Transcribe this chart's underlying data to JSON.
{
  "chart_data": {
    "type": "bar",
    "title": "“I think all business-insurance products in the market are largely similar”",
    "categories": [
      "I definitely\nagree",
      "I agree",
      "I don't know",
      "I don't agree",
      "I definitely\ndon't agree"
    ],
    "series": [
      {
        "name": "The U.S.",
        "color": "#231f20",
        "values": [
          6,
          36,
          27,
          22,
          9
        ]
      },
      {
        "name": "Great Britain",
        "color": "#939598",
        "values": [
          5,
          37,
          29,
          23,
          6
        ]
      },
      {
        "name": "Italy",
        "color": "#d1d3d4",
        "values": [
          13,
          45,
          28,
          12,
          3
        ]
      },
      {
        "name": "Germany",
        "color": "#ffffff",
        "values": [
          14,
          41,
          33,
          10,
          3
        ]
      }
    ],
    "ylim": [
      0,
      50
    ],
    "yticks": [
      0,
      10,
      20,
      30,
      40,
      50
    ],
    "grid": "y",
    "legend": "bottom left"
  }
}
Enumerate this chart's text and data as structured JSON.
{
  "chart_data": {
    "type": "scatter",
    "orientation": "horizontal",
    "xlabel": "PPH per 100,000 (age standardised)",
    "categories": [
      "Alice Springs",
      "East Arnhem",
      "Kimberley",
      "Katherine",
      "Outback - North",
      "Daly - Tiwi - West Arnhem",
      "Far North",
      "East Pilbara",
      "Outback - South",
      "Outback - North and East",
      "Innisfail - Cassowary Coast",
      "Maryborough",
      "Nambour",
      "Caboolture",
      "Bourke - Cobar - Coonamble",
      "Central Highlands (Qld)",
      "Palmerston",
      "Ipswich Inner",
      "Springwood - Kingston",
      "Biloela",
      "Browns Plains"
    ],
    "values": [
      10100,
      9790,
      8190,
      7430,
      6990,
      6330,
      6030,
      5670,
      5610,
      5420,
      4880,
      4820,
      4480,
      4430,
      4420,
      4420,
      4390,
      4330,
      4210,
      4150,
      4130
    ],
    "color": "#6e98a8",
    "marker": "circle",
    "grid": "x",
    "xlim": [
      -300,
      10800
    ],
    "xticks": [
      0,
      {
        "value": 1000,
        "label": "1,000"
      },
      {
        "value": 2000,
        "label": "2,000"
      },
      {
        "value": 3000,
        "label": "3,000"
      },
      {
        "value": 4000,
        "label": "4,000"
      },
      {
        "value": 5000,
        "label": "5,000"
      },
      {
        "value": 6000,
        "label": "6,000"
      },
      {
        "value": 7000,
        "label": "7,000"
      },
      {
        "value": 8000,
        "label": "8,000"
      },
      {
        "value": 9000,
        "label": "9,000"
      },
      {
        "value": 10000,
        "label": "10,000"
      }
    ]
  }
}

_What needs to be done_
Among the lines of the material, find those that hold the word "name" and copy them.

_Answer below_
        "name": "The U.S.",
        "name": "Great Britain",
        "name": "Italy",
        "name": "Germany",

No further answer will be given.